▶ _Task directions_:
Return exactly the lines of the data below, from the one that contains "Decode this image" through the final line, and leave out every picture.

▶ _Material to process_:
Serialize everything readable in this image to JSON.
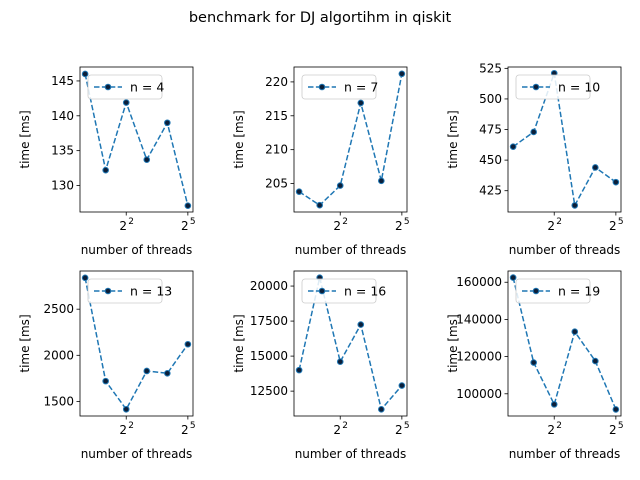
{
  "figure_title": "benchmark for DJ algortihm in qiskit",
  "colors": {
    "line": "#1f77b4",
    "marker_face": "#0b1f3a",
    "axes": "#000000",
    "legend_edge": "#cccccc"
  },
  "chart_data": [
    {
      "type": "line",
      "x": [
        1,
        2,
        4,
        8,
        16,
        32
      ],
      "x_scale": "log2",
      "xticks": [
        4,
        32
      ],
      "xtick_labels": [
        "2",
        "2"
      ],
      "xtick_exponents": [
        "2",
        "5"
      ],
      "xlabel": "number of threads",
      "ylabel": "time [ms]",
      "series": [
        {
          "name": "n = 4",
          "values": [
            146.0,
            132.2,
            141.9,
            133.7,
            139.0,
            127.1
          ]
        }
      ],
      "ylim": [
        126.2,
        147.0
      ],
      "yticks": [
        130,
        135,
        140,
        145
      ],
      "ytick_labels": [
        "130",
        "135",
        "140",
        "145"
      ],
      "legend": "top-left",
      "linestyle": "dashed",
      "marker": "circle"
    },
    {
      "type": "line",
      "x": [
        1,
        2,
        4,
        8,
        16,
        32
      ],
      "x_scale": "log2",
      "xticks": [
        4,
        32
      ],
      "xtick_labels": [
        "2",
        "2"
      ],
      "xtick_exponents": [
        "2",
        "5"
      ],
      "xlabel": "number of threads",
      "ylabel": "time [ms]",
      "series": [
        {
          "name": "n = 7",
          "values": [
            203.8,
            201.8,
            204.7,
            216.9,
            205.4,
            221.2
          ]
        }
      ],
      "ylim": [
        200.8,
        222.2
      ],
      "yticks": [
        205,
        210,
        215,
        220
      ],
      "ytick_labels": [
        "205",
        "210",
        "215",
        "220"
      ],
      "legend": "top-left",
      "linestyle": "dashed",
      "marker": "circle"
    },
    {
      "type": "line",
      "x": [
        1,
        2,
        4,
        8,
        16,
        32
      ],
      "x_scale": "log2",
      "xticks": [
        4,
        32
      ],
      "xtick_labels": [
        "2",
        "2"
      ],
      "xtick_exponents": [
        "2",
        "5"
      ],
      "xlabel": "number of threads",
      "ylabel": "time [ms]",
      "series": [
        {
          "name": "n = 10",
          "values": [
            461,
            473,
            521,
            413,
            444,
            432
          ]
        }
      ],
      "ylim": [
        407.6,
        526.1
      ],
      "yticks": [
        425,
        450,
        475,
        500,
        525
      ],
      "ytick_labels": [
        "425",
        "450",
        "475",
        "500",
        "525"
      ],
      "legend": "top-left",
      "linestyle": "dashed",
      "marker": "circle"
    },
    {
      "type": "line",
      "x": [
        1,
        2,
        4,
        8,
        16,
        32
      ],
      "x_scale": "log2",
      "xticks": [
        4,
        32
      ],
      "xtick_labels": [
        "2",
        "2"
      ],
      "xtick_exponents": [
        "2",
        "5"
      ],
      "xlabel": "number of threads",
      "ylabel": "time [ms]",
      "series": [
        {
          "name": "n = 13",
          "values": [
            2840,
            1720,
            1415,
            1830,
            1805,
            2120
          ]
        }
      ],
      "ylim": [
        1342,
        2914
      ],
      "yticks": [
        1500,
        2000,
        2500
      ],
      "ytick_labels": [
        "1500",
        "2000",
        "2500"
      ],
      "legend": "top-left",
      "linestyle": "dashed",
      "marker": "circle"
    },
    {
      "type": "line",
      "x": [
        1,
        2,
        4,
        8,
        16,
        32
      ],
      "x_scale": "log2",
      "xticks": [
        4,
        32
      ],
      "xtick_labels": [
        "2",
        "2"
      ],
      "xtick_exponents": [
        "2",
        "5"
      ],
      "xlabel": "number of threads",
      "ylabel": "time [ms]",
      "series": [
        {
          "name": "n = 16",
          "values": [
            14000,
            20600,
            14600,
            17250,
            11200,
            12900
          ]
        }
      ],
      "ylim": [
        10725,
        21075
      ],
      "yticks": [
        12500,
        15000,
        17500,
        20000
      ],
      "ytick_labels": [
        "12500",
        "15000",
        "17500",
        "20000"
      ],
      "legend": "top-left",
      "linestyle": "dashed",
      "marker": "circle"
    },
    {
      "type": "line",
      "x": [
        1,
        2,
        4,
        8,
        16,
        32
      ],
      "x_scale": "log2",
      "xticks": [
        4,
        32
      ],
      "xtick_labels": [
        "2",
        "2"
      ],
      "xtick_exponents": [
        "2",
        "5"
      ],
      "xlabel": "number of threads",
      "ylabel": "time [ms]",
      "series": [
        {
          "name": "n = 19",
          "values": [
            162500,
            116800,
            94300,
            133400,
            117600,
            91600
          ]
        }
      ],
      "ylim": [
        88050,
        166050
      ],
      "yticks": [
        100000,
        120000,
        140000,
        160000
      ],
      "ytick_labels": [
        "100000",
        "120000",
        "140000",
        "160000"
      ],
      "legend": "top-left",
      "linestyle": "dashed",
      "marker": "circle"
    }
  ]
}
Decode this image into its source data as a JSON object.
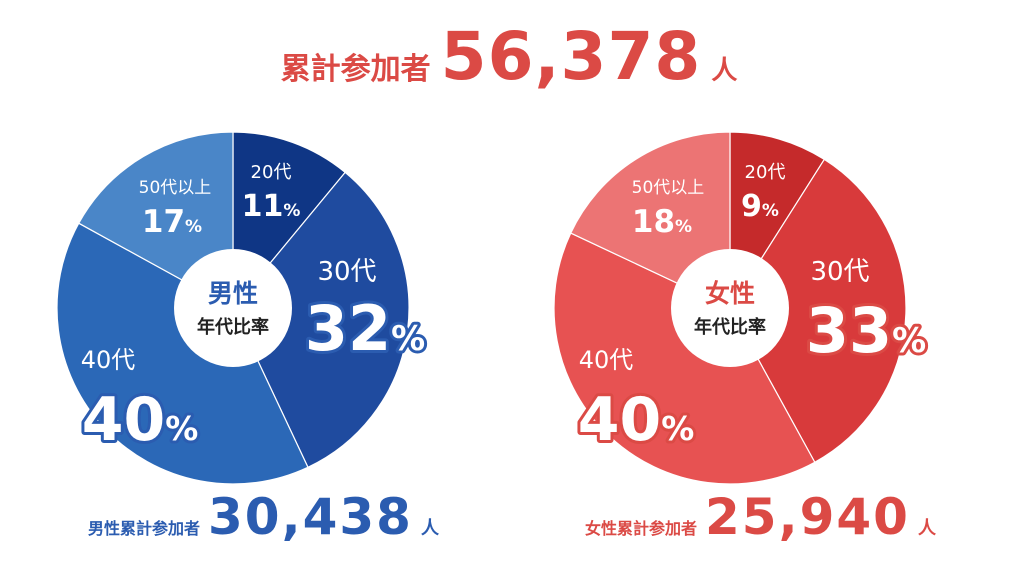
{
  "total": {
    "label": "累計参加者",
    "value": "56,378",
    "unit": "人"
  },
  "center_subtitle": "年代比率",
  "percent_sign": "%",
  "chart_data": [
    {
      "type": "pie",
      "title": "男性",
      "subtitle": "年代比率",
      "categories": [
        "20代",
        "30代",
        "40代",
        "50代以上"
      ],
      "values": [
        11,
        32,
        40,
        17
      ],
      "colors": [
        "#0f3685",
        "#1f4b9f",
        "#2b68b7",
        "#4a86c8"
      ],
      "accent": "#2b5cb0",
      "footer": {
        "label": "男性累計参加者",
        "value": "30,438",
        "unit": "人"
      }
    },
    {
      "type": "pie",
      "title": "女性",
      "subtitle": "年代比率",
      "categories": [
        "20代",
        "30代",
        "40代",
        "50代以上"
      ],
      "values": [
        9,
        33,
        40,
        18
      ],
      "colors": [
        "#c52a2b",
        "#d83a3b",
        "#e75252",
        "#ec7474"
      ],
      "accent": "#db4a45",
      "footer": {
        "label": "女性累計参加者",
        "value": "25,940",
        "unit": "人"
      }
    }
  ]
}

▶ _Task result_:
Decode this image into its source data as a JSON object.
{
  "total": {
    "label": "累計参加者",
    "value": "56,378",
    "unit": "人"
  },
  "center_subtitle": "年代比率",
  "percent_sign": "%",
  "chart_data": [
    {
      "type": "pie",
      "title": "男性",
      "subtitle": "年代比率",
      "categories": [
        "20代",
        "30代",
        "40代",
        "50代以上"
      ],
      "values": [
        11,
        32,
        40,
        17
      ],
      "colors": [
        "#0f3685",
        "#1f4b9f",
        "#2b68b7",
        "#4a86c8"
      ],
      "accent": "#2b5cb0",
      "footer": {
        "label": "男性累計参加者",
        "value": "30,438",
        "unit": "人"
      }
    },
    {
      "type": "pie",
      "title": "女性",
      "subtitle": "年代比率",
      "categories": [
        "20代",
        "30代",
        "40代",
        "50代以上"
      ],
      "values": [
        9,
        33,
        40,
        18
      ],
      "colors": [
        "#c52a2b",
        "#d83a3b",
        "#e75252",
        "#ec7474"
      ],
      "accent": "#db4a45",
      "footer": {
        "label": "女性累計参加者",
        "value": "25,940",
        "unit": "人"
      }
    }
  ]
}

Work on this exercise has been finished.